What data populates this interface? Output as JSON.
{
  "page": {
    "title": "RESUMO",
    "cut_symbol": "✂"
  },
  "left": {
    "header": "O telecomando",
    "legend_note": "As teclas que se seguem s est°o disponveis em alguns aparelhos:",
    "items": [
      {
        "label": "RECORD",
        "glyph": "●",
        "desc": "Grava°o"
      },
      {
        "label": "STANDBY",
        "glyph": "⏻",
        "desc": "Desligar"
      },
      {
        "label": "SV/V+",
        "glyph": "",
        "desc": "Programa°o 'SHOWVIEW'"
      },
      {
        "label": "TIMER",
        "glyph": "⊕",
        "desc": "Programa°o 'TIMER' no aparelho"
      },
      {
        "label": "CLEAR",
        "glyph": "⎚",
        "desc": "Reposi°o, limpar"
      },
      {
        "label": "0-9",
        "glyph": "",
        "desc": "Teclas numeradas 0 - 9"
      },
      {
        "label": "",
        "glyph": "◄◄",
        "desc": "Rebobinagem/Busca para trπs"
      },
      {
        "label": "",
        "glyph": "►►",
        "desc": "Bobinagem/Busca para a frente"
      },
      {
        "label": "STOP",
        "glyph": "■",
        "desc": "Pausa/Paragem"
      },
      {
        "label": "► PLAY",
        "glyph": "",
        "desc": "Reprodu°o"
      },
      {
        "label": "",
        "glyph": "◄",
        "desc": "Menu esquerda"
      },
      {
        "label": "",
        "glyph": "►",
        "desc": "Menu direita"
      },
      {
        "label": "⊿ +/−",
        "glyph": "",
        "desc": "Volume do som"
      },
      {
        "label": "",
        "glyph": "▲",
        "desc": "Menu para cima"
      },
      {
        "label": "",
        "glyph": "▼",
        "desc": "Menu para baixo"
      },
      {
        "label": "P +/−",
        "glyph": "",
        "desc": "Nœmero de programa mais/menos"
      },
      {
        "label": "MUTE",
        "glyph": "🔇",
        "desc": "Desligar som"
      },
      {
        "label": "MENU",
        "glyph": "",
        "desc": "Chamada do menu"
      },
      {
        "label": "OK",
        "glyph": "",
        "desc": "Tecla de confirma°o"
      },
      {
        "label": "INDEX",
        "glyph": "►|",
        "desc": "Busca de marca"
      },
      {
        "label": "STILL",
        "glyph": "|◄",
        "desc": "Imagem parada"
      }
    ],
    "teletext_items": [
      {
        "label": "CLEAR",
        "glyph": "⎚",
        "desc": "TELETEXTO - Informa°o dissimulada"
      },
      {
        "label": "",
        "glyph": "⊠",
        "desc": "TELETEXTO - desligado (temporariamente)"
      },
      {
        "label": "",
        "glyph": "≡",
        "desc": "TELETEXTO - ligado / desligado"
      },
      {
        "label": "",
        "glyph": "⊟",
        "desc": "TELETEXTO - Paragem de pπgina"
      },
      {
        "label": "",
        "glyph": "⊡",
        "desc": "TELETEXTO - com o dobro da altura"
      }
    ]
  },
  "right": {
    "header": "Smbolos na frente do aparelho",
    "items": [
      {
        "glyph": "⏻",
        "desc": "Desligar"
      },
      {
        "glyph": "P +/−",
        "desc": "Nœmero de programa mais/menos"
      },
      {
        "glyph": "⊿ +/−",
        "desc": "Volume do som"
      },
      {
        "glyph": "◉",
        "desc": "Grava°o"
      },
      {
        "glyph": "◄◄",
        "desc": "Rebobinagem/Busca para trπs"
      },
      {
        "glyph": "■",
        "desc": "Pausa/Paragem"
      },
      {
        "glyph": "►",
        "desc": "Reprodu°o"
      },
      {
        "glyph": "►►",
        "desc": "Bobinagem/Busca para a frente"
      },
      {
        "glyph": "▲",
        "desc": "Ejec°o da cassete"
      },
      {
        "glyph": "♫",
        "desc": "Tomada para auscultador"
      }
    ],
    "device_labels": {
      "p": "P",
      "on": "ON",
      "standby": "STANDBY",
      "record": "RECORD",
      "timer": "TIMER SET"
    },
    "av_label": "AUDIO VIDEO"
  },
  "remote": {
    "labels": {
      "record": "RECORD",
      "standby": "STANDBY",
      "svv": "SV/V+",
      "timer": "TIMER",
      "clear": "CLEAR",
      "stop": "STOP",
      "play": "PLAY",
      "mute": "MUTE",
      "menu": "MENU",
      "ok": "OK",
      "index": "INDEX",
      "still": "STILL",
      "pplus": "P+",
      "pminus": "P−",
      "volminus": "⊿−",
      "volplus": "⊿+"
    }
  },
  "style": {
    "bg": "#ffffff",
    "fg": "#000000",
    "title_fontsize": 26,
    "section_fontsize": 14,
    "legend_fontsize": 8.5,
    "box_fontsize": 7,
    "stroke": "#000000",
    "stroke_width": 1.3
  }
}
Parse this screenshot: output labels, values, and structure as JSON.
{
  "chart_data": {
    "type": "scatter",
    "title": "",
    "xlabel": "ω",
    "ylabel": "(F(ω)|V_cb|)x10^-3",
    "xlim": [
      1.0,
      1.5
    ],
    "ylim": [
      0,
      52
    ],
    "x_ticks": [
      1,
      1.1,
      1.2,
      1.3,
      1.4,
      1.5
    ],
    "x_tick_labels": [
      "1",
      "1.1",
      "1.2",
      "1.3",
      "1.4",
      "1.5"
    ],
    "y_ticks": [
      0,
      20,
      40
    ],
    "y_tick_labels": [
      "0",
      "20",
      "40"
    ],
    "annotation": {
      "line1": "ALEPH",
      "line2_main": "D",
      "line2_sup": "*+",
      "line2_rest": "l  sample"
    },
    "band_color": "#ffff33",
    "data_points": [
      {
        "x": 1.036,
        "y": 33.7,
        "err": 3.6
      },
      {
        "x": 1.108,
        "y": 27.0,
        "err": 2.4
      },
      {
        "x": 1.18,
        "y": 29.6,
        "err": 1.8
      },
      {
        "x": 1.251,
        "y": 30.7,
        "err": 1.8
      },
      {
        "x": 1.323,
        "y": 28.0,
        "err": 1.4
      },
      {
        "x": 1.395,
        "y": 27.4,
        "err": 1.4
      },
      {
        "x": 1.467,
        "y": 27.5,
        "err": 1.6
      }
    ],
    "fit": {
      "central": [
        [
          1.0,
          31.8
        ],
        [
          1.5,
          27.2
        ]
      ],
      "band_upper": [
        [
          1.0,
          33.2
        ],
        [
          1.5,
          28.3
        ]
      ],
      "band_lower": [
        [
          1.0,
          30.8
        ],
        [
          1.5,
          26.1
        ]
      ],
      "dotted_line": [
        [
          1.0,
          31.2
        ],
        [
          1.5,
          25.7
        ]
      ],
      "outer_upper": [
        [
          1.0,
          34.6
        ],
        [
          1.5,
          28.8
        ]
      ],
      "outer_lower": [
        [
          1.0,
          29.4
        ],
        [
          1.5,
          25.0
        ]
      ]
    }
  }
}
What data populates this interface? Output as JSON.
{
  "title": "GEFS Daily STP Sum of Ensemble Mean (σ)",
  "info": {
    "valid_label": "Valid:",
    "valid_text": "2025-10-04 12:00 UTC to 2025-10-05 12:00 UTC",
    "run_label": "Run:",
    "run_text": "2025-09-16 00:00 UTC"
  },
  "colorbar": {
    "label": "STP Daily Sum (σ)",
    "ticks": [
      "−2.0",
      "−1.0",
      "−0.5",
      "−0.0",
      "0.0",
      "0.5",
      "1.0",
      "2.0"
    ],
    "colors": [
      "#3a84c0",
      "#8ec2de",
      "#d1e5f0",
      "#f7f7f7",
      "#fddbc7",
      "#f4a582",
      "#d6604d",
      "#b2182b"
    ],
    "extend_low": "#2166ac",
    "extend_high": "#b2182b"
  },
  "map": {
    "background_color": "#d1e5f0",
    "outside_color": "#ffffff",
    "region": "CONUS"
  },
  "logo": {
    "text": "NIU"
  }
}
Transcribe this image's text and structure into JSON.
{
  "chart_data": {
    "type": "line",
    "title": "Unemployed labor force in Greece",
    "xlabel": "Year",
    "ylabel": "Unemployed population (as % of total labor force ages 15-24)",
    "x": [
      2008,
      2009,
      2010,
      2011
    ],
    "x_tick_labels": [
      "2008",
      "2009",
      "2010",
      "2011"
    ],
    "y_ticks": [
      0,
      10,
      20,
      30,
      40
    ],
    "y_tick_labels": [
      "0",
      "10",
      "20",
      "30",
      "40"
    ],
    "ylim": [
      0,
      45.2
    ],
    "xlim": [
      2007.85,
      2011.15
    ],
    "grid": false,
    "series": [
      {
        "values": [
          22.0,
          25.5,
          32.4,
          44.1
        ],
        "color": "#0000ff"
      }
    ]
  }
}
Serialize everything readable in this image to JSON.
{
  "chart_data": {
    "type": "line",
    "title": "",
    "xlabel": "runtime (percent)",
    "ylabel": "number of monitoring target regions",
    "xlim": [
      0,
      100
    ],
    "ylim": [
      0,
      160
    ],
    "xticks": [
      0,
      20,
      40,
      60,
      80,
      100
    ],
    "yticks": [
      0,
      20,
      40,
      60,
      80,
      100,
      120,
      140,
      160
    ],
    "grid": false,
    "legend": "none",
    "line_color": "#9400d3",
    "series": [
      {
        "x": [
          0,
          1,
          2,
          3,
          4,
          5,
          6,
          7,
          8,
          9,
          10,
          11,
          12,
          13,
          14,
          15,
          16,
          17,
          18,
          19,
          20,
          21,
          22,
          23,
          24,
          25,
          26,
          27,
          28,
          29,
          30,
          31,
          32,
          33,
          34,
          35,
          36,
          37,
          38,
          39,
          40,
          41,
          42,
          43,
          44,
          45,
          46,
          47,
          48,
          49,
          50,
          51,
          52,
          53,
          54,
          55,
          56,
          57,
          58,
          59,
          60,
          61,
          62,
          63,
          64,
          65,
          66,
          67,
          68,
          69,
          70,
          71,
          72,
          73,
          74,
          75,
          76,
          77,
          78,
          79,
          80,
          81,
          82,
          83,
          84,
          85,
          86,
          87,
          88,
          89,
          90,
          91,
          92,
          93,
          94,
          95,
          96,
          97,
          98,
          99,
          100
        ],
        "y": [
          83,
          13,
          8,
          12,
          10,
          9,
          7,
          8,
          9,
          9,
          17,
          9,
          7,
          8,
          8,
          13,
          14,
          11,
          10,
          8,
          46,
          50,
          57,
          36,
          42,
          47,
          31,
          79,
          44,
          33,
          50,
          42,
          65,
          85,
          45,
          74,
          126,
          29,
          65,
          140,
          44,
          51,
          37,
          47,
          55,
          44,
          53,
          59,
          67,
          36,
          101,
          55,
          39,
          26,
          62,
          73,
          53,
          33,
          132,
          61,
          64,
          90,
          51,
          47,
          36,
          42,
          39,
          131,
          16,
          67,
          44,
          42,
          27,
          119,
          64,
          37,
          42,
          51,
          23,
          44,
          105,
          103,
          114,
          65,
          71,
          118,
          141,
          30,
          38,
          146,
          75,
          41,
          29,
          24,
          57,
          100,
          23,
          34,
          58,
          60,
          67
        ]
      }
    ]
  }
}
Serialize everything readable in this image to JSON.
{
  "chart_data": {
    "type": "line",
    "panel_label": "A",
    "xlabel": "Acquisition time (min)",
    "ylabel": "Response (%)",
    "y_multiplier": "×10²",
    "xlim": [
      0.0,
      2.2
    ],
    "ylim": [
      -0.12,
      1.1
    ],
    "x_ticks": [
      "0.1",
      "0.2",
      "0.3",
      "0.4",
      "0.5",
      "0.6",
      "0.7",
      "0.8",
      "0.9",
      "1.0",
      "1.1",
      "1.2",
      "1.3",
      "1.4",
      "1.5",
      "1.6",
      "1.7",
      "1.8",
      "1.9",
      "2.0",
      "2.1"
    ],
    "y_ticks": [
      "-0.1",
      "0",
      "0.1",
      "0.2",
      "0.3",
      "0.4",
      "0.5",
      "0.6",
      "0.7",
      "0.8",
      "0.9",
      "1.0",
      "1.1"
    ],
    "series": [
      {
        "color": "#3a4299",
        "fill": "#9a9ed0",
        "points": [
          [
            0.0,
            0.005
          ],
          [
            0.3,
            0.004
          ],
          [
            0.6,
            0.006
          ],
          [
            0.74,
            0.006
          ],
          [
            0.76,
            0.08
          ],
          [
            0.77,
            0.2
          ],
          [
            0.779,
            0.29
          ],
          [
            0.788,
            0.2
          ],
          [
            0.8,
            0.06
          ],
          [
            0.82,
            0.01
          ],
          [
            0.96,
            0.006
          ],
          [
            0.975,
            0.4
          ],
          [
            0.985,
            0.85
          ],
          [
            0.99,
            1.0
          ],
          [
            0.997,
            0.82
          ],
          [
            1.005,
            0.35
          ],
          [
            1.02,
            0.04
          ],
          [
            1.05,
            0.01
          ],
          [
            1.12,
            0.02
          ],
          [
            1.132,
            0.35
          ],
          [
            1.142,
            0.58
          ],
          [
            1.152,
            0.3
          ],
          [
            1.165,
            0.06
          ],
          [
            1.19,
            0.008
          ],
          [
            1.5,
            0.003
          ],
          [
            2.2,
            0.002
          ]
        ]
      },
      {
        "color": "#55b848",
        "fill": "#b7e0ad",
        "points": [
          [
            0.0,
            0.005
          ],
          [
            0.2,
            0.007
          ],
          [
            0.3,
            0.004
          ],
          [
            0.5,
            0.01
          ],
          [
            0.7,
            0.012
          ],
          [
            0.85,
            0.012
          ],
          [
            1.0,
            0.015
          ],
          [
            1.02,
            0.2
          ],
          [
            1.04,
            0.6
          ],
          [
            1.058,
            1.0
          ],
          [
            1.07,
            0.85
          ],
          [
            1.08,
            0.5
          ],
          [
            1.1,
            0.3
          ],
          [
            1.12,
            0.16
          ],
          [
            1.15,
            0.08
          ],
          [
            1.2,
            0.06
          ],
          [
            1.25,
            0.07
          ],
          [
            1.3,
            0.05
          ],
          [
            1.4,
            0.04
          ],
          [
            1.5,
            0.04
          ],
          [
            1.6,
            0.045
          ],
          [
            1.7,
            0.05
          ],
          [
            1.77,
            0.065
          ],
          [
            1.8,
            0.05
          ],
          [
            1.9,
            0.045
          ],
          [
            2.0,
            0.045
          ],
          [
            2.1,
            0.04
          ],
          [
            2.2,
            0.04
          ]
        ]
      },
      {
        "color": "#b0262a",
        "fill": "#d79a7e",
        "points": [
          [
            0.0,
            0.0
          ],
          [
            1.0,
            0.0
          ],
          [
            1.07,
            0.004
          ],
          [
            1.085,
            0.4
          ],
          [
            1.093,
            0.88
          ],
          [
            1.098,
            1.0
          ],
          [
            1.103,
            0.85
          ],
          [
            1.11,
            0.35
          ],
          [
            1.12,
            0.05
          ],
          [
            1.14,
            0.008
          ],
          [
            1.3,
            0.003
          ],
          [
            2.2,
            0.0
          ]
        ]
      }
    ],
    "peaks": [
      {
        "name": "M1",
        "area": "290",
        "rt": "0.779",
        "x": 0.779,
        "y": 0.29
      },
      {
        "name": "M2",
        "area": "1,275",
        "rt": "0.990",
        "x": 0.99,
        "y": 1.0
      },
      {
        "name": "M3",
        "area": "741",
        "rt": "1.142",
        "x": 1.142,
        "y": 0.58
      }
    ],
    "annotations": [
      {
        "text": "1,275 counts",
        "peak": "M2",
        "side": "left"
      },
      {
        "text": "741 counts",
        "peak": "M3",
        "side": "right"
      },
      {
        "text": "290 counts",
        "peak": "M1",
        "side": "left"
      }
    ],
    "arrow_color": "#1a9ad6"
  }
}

■ ■ ■ ■ ■

Answer with one number: how many lines in the listing hold "labor".

Answer below:
2